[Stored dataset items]

★ ★ ★

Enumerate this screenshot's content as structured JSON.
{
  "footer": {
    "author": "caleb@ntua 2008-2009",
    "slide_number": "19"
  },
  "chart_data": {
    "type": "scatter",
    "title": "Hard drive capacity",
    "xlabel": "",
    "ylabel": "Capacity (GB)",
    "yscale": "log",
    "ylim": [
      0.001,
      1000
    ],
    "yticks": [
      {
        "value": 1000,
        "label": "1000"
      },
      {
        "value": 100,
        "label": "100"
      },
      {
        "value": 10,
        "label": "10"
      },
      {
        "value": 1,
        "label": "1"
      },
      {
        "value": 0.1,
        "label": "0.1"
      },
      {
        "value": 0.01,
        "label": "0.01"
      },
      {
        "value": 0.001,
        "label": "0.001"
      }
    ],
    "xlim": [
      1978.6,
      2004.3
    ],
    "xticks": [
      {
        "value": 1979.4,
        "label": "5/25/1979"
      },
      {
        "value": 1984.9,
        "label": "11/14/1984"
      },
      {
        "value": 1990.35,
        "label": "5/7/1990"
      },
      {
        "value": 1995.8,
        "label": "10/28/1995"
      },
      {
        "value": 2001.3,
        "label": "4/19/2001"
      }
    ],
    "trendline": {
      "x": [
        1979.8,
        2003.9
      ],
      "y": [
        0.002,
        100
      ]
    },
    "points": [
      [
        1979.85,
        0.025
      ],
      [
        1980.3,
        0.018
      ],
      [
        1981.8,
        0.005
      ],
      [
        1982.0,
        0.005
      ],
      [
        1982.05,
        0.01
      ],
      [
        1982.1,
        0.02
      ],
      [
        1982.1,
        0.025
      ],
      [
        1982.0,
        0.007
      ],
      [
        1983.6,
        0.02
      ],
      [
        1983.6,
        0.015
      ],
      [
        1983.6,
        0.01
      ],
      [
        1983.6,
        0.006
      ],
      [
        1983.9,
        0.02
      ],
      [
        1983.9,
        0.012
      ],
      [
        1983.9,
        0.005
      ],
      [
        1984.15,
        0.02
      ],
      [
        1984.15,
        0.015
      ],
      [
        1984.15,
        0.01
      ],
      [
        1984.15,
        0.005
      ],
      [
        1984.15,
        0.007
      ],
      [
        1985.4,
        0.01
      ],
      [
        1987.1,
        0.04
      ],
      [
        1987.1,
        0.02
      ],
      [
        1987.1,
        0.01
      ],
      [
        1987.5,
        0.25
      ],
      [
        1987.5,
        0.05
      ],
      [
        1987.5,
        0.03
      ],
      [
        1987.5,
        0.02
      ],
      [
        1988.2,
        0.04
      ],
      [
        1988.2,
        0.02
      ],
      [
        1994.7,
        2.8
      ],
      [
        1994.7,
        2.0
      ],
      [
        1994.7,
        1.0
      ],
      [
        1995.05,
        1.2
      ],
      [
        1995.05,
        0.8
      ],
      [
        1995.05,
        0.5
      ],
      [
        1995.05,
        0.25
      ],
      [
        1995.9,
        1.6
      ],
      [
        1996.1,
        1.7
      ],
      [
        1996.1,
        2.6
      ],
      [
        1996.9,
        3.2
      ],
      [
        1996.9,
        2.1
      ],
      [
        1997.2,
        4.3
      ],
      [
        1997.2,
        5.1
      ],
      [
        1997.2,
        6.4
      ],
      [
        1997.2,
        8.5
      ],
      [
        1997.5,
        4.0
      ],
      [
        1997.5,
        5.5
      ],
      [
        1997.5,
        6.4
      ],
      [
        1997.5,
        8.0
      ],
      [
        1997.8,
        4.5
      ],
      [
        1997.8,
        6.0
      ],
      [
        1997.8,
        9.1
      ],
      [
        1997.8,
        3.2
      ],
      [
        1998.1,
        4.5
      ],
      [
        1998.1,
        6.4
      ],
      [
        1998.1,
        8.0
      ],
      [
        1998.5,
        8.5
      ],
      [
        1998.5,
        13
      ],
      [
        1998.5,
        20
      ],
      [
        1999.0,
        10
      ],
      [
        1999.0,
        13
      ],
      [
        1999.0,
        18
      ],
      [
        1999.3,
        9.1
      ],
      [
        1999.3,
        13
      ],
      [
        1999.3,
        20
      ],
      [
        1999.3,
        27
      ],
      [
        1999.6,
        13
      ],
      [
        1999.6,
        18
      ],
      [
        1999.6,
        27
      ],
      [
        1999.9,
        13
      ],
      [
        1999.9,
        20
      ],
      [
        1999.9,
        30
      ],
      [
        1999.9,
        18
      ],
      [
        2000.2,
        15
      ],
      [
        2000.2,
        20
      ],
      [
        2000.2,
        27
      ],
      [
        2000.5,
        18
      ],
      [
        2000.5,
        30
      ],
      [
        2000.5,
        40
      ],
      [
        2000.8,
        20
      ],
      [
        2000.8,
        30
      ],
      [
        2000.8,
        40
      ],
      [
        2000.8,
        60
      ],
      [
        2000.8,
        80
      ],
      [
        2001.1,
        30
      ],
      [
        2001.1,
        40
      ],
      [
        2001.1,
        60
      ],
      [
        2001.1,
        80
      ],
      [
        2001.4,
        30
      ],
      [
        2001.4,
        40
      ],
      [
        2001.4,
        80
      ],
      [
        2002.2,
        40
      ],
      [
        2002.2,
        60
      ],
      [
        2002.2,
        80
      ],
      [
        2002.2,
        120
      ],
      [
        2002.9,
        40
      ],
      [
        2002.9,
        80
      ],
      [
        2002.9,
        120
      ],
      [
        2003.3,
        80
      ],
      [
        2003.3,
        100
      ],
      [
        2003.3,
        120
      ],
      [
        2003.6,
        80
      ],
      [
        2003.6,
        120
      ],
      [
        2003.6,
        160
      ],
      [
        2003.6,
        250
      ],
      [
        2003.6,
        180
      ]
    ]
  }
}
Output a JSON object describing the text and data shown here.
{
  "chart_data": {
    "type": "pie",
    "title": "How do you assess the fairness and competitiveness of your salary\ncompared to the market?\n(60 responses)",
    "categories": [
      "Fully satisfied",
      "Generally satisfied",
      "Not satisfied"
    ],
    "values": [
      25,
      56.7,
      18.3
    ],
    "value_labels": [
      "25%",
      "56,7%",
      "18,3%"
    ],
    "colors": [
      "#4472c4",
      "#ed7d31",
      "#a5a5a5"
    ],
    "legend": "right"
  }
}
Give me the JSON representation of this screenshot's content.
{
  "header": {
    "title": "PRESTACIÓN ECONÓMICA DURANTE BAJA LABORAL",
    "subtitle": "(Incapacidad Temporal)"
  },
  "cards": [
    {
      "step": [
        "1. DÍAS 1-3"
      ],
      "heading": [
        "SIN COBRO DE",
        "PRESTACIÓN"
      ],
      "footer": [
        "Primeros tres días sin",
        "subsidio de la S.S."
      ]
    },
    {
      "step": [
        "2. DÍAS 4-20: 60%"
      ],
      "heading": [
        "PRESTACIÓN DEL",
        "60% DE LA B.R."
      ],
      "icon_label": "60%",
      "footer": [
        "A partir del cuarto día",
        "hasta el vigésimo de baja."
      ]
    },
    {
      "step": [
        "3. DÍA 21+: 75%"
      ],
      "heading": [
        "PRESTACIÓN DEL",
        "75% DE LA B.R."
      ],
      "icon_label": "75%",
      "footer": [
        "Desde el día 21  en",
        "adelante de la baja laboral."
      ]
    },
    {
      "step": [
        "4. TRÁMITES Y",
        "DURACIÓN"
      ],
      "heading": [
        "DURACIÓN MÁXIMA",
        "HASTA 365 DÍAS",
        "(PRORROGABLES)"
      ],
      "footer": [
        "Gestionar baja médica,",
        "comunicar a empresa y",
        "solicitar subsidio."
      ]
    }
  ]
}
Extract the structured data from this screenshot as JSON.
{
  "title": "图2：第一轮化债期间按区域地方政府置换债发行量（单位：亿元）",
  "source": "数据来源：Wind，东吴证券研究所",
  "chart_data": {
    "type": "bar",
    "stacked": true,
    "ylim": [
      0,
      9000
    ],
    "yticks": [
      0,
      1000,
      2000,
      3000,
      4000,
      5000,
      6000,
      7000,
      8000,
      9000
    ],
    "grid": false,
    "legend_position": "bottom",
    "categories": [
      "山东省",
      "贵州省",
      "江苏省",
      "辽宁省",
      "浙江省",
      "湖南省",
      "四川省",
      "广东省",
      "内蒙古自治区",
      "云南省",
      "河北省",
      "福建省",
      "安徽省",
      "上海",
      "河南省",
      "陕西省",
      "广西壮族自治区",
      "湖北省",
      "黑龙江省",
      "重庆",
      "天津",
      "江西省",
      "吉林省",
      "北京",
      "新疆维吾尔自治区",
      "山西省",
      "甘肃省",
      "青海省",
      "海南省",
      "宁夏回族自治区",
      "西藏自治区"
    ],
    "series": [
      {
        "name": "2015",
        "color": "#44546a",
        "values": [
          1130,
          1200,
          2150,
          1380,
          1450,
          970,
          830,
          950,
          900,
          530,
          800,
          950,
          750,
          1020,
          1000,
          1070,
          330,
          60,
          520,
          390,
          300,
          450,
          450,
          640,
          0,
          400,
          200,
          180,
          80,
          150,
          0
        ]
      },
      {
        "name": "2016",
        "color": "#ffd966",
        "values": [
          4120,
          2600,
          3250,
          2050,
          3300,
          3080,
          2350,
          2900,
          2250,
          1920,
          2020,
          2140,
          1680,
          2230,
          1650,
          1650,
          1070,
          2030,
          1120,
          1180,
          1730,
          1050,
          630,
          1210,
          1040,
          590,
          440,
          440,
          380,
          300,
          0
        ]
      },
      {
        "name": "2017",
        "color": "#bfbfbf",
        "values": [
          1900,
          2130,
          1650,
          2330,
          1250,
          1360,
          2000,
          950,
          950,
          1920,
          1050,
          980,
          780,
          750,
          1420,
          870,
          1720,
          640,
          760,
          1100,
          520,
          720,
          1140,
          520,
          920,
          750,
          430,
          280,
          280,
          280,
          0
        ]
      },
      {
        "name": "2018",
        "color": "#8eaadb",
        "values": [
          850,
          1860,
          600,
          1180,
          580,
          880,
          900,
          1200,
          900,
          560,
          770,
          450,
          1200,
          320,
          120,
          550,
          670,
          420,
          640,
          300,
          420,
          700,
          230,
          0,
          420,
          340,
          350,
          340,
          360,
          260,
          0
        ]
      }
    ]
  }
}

★ ★ ★

### YOUR GOAL
Copy out every line holding the string "JSON".

### OUTPUT OF THE TASK
Enumerate this screenshot's content as structured JSON.
Output a JSON object describing the text and data shown here.
Give me the JSON representation of this screenshot's content.
Extract the structured data from this screenshot as JSON.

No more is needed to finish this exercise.